=== Problem to solve ===
Find each line holding "title" and copy it out.

(Items from a figure collection)
##########
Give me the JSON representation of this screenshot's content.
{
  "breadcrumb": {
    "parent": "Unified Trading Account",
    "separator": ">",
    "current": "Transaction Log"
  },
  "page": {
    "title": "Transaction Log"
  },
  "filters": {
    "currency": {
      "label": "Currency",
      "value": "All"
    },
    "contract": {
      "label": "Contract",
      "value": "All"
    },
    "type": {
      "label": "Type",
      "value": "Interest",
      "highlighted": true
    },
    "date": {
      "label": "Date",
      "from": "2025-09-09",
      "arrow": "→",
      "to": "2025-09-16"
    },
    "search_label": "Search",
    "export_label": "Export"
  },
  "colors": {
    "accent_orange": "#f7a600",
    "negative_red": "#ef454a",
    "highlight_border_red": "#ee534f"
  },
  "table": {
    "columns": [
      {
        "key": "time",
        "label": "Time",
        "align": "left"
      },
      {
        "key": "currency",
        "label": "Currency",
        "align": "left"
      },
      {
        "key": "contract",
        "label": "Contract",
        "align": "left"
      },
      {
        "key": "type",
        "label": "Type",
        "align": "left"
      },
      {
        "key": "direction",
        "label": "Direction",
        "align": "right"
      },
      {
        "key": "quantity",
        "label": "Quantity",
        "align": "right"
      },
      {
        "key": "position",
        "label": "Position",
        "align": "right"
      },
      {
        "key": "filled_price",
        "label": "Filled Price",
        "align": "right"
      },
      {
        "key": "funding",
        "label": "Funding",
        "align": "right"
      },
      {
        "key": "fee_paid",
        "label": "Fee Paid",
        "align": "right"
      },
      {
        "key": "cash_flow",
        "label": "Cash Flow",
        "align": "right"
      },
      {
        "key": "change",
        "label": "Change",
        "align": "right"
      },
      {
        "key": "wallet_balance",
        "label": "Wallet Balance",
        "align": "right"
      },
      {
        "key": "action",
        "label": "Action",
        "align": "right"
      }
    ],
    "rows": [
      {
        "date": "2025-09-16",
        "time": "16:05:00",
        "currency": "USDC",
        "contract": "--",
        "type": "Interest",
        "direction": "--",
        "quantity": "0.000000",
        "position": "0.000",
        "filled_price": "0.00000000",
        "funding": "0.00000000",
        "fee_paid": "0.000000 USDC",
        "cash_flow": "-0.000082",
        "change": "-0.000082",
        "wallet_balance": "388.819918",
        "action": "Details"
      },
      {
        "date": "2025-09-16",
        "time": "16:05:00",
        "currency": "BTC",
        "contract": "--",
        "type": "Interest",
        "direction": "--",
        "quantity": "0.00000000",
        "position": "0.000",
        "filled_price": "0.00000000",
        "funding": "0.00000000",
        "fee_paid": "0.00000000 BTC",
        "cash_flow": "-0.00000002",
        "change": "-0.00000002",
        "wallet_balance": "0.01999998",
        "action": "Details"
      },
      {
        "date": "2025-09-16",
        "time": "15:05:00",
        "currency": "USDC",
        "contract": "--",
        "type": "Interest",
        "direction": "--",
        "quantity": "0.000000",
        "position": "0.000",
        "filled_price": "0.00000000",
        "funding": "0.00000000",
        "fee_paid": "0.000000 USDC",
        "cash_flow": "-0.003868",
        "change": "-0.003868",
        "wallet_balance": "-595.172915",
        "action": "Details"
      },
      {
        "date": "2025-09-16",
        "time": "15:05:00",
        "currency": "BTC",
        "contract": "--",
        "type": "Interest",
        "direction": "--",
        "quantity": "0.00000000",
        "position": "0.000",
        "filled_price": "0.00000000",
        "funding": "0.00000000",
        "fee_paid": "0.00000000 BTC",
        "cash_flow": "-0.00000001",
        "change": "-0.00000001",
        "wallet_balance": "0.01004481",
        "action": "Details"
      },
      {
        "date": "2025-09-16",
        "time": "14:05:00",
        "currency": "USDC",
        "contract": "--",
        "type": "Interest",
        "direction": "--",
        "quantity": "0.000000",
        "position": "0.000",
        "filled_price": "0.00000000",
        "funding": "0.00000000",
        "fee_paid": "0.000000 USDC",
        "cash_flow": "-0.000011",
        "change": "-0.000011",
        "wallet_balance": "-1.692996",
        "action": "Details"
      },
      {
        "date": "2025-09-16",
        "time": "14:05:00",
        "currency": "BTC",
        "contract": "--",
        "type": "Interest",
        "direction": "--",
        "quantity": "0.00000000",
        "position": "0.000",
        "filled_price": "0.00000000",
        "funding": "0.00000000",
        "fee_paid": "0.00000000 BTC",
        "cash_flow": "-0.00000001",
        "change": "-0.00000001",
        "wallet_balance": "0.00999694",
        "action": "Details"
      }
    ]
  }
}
##########
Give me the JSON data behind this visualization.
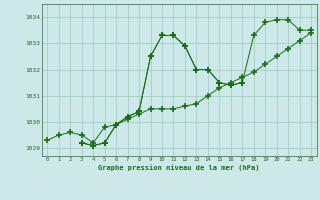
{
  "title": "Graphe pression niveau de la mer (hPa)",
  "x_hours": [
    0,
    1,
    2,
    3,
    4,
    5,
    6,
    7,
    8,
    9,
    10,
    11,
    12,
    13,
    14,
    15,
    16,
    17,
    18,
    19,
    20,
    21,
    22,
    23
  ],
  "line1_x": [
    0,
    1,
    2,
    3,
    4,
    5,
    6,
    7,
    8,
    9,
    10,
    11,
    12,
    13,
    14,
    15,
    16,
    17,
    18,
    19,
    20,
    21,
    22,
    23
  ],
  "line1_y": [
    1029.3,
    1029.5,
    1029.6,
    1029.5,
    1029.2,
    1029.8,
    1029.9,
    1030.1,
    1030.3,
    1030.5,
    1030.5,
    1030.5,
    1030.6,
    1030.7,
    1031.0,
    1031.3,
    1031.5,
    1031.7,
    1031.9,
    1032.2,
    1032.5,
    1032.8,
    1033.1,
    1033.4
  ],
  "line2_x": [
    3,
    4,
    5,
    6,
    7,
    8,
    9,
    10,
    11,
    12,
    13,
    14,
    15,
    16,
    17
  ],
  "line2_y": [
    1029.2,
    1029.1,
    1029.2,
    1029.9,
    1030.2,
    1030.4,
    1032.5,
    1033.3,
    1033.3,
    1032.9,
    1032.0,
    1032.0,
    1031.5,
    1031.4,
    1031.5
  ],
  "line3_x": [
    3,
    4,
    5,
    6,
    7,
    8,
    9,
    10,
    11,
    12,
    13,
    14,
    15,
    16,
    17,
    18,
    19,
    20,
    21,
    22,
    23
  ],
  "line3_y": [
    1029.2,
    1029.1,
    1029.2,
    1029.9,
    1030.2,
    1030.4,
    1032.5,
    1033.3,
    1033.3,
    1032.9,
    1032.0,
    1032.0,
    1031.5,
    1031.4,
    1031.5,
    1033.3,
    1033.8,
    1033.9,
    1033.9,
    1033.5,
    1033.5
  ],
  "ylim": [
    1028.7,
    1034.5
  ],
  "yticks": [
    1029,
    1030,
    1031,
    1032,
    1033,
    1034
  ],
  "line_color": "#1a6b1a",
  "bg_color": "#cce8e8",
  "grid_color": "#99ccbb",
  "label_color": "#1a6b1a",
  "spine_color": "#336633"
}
##########
=== Task response ===
    "title": "Transaction Log"
  "title": "Graphe pression niveau de la mer (hPa)",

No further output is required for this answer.